───── Dataset content ─────
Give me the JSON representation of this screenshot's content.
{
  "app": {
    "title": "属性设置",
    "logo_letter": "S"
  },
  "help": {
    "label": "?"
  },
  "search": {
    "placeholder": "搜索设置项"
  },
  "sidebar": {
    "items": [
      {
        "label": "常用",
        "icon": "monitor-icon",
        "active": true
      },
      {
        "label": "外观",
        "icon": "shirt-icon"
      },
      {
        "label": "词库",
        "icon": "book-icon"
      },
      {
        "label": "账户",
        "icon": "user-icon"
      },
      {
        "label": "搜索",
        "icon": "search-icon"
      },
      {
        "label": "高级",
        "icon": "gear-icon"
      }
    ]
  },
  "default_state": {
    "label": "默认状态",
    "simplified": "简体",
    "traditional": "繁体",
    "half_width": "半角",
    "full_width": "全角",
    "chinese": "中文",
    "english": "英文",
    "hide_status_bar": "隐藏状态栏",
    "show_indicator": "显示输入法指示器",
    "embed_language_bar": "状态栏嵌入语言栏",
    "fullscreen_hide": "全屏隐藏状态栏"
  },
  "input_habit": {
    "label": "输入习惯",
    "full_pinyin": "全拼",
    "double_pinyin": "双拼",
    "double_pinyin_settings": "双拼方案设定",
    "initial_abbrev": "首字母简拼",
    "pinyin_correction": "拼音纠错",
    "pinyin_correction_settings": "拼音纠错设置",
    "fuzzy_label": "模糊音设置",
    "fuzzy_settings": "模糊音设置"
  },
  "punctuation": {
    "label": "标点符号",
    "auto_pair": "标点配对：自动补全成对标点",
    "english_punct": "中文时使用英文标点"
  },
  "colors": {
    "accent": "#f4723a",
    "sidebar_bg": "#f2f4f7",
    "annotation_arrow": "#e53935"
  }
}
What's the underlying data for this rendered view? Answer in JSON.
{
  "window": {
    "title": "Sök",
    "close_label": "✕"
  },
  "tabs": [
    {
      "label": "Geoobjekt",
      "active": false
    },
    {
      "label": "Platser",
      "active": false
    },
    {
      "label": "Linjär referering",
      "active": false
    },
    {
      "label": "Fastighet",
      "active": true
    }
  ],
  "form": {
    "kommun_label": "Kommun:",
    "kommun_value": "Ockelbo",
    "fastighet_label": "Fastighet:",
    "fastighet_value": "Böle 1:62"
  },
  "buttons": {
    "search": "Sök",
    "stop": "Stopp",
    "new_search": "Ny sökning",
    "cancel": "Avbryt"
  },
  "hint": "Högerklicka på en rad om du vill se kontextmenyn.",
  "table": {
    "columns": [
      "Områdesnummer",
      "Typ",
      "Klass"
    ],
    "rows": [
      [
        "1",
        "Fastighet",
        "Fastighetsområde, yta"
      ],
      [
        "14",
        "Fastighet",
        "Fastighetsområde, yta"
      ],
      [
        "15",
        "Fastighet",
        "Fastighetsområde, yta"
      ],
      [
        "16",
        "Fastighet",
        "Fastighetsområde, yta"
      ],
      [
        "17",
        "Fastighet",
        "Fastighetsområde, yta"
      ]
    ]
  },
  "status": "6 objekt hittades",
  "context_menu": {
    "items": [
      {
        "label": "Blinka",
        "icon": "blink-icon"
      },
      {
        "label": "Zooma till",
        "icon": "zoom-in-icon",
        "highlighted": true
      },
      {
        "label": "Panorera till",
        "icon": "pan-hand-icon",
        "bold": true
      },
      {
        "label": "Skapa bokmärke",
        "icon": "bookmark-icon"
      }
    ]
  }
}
─────
───── Dataset content ─────
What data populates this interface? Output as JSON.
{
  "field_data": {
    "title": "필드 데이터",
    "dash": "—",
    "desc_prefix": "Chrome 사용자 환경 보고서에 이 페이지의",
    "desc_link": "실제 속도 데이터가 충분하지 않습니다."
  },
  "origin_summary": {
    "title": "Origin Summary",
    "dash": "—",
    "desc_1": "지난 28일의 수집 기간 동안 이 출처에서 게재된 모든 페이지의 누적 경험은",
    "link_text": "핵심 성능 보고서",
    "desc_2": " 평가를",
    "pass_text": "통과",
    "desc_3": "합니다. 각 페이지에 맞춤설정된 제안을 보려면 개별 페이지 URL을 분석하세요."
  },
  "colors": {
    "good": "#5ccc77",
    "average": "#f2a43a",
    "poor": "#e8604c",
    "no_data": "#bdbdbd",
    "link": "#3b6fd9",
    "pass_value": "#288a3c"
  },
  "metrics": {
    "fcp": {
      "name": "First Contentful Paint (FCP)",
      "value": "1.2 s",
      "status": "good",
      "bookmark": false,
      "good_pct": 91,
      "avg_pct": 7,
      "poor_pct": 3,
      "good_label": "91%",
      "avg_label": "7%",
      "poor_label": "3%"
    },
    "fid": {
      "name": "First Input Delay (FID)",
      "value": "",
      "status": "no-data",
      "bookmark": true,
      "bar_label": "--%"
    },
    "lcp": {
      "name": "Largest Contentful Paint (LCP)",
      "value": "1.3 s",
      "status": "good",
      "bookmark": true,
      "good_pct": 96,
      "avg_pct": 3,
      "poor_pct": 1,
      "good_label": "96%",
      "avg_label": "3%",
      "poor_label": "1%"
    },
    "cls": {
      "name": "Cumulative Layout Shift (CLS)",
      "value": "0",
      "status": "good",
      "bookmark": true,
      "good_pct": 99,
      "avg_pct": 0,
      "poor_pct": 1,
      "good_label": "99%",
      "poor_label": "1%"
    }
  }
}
─────
• _Aim of the exercise_: Gather each line from the entries above that includes the word "title".

• _Response_:
    "title": "属性设置",
    "title": "Sök",
    "title": "필드 데이터",
    "title": "Origin Summary",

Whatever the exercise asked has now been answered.